• **The task**
Reproduce each of the lines word for word.

(Collection entries)
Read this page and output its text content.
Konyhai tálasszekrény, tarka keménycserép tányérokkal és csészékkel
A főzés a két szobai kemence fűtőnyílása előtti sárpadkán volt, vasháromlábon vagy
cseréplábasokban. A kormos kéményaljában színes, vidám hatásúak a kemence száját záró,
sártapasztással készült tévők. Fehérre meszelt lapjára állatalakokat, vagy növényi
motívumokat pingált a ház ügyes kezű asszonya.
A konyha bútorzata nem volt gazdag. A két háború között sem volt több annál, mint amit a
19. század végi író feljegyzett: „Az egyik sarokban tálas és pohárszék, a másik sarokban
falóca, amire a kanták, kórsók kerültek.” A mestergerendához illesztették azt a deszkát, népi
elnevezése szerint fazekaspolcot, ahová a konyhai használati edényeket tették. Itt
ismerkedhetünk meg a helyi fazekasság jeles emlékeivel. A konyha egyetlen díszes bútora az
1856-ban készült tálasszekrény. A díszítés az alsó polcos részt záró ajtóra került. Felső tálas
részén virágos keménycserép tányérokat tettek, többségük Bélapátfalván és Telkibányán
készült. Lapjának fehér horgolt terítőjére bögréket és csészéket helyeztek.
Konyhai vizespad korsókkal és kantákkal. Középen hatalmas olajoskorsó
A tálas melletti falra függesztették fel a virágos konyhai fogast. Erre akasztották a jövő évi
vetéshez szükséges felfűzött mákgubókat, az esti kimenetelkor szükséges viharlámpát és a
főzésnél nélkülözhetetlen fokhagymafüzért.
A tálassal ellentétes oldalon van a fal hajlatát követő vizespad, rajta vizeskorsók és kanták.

• **Written answer**
Read this page and output its text content.
Konyhai tálasszekrény, tarka keménycserép tányérokkal és csészékkel
A főzés a két szobai kemence fűtőnyílása előtti sárpadkán volt, vasháromlábon vagy
cseréplábasokban. A kormos kéményaljában színes, vidám hatásúak a kemence száját záró,
sártapasztással készült tévők. Fehérre meszelt lapjára állatalakokat, vagy növényi
motívumokat pingált a ház ügyes kezű asszonya.
A konyha bútorzata nem volt gazdag. A két háború között sem volt több annál, mint amit a
19. század végi író feljegyzett: „Az egyik sarokban tálas és pohárszék, a másik sarokban
falóca, amire a kanták, kórsók kerültek.” A mestergerendához illesztették azt a deszkát, népi
elnevezése szerint fazekaspolcot, ahová a konyhai használati edényeket tették. Itt
ismerkedhetünk meg a helyi fazekasság jeles emlékeivel. A konyha egyetlen díszes bútora az
1856-ban készült tálasszekrény. A díszítés az alsó polcos részt záró ajtóra került. Felső tálas
részén virágos keménycserép tányérokat tettek, többségük Bélapátfalván és Telkibányán
készült. Lapjának fehér horgolt terítőjére bögréket és csészéket helyeztek.
Konyhai vizespad korsókkal és kantákkal. Középen hatalmas olajoskorsó
A tálas melletti falra függesztették fel a virágos konyhai fogast. Erre akasztották a jövő évi
vetéshez szükséges felfűzött mákgubókat, az esti kimenetelkor szükséges viharlámpát és a
főzésnél nélkülözhetetlen fokhagymafüzért.
A tálassal ellentétes oldalon van a fal hajlatát követő vizespad, rajta vizeskorsók és kanták.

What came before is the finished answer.